Data records
________________
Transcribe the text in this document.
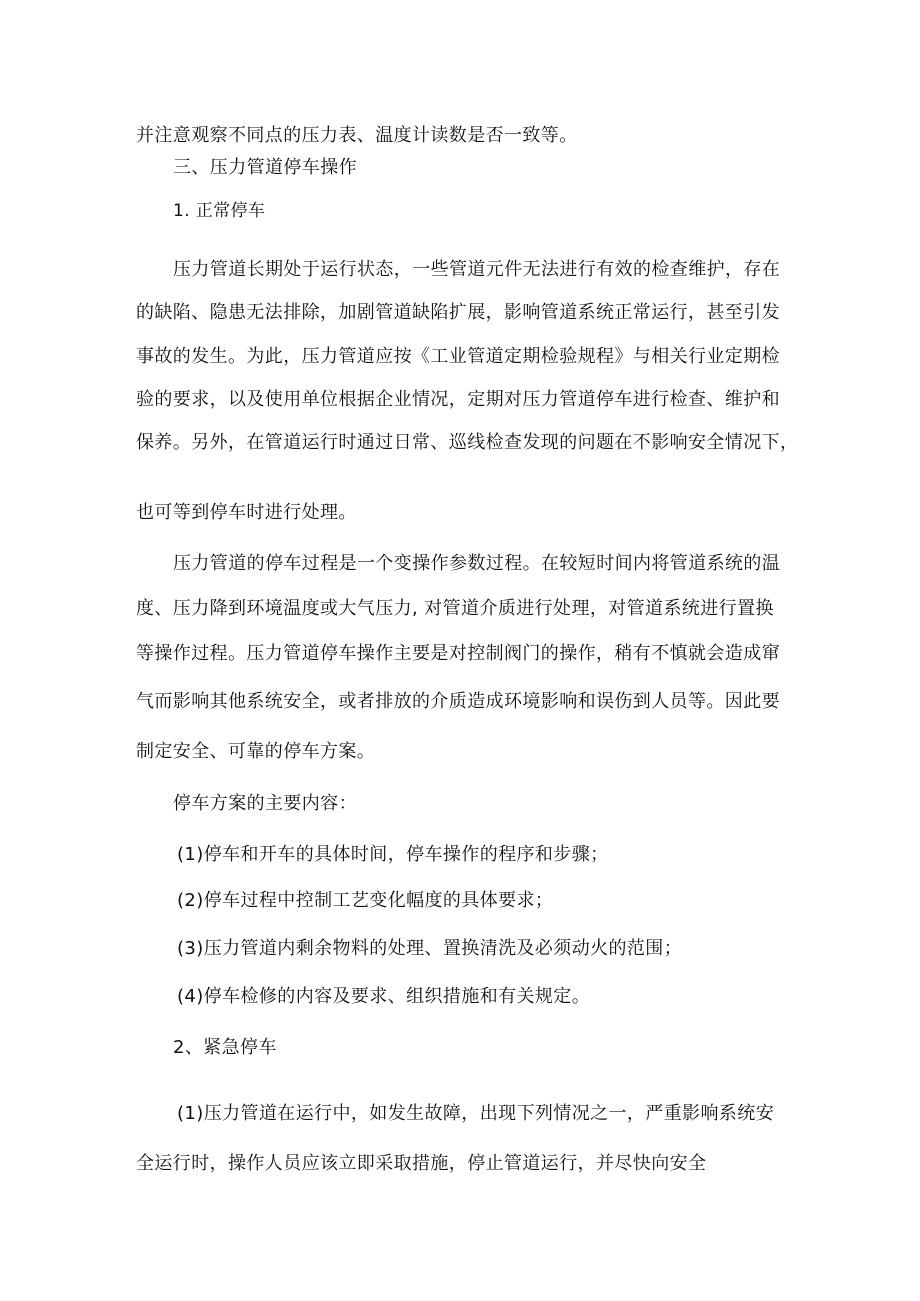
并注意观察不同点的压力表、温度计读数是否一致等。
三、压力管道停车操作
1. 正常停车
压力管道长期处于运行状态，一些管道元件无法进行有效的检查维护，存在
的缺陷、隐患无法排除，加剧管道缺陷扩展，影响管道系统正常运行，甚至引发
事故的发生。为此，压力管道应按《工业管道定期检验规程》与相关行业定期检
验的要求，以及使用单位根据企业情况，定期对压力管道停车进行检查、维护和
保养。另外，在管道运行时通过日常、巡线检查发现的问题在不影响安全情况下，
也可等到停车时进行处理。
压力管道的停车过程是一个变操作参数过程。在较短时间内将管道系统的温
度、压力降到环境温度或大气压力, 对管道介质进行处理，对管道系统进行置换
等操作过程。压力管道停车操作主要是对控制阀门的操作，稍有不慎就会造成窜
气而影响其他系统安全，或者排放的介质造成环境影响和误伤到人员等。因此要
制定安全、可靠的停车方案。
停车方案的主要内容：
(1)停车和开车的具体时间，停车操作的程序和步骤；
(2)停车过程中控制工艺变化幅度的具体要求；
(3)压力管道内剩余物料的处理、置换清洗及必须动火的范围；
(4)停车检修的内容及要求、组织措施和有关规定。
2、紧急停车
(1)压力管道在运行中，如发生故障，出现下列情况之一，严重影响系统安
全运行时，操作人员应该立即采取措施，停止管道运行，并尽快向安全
________________
__To do__
Copy the material above in full and exactly, skipping pictures.

__Completed exercise__
Transcribe the text in this document.
并注意观察不同点的压力表、温度计读数是否一致等。
三、压力管道停车操作
1. 正常停车
压力管道长期处于运行状态，一些管道元件无法进行有效的检查维护，存在
的缺陷、隐患无法排除，加剧管道缺陷扩展，影响管道系统正常运行，甚至引发
事故的发生。为此，压力管道应按《工业管道定期检验规程》与相关行业定期检
验的要求，以及使用单位根据企业情况，定期对压力管道停车进行检查、维护和
保养。另外，在管道运行时通过日常、巡线检查发现的问题在不影响安全情况下，
也可等到停车时进行处理。
压力管道的停车过程是一个变操作参数过程。在较短时间内将管道系统的温
度、压力降到环境温度或大气压力, 对管道介质进行处理，对管道系统进行置换
等操作过程。压力管道停车操作主要是对控制阀门的操作，稍有不慎就会造成窜
气而影响其他系统安全，或者排放的介质造成环境影响和误伤到人员等。因此要
制定安全、可靠的停车方案。
停车方案的主要内容：
(1)停车和开车的具体时间，停车操作的程序和步骤；
(2)停车过程中控制工艺变化幅度的具体要求；
(3)压力管道内剩余物料的处理、置换清洗及必须动火的范围；
(4)停车检修的内容及要求、组织措施和有关规定。
2、紧急停车
(1)压力管道在运行中，如发生故障，出现下列情况之一，严重影响系统安
全运行时，操作人员应该立即采取措施，停止管道运行，并尽快向安全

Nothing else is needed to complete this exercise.